Copy each line of the records that contains the word "Vaccination".

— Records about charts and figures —
<<<<

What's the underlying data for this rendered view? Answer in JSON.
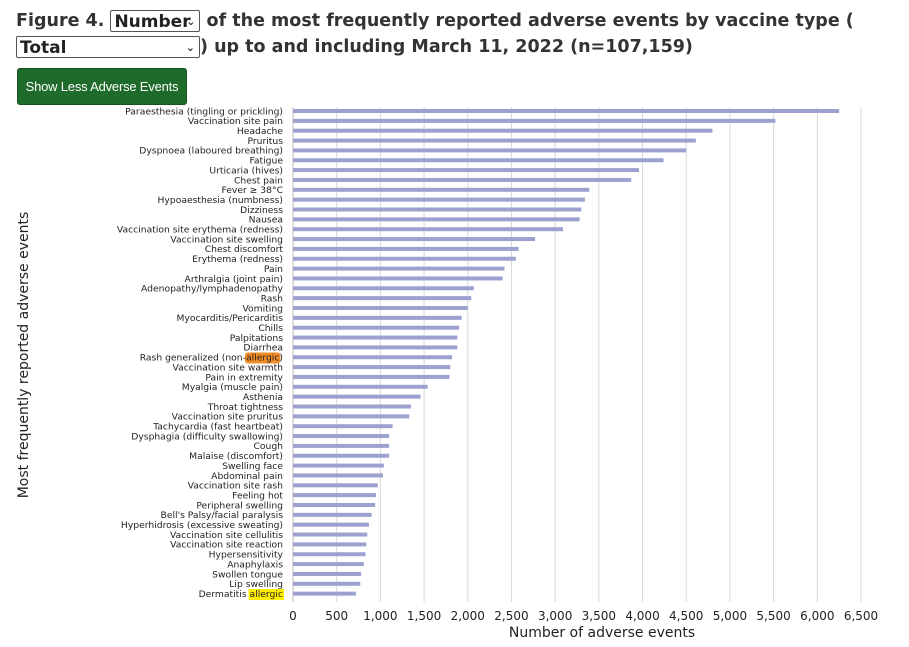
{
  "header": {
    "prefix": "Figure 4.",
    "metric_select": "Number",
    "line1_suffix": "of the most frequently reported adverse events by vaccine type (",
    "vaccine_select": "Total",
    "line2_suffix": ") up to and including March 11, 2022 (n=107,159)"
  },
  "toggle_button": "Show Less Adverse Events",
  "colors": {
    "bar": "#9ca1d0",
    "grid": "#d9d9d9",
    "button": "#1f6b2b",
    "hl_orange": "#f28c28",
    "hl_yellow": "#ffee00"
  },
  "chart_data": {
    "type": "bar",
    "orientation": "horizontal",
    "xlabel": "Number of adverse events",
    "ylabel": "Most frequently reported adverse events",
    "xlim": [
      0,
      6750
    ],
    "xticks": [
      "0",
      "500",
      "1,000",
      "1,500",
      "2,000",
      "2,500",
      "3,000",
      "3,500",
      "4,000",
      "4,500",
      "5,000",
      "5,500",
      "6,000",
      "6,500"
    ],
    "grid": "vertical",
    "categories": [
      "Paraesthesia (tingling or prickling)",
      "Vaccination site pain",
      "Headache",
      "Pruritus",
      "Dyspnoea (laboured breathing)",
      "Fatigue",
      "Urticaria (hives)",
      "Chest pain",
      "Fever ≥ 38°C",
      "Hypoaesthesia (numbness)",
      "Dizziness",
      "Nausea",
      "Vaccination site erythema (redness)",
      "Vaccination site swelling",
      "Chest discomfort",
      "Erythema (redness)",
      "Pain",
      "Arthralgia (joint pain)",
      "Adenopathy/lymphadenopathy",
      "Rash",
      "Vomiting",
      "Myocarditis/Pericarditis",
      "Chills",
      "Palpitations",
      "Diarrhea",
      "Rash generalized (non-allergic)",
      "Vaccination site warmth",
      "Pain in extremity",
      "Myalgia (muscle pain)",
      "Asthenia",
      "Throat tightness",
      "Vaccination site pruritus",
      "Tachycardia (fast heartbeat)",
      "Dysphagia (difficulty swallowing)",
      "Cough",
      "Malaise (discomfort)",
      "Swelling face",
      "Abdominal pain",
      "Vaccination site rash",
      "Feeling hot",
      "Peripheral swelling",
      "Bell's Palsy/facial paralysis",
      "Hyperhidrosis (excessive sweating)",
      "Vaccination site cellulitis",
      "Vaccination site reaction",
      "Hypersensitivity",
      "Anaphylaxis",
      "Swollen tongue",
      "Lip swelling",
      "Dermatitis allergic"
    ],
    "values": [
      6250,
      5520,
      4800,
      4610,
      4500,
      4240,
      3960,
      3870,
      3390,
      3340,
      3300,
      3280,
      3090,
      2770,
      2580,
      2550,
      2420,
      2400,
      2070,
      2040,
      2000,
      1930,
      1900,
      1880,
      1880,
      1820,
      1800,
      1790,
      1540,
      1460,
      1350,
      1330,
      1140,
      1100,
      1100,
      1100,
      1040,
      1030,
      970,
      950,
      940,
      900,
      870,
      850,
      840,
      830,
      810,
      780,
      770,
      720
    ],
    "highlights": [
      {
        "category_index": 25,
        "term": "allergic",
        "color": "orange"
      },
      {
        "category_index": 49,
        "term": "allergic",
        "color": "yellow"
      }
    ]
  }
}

>>>>

— EXERCISE RESULT —
      "Vaccination site pain",
      "Vaccination site erythema (redness)",
      "Vaccination site swelling",
      "Vaccination site warmth",
      "Vaccination site pruritus",
      "Vaccination site rash",
      "Vaccination site cellulitis",
      "Vaccination site reaction",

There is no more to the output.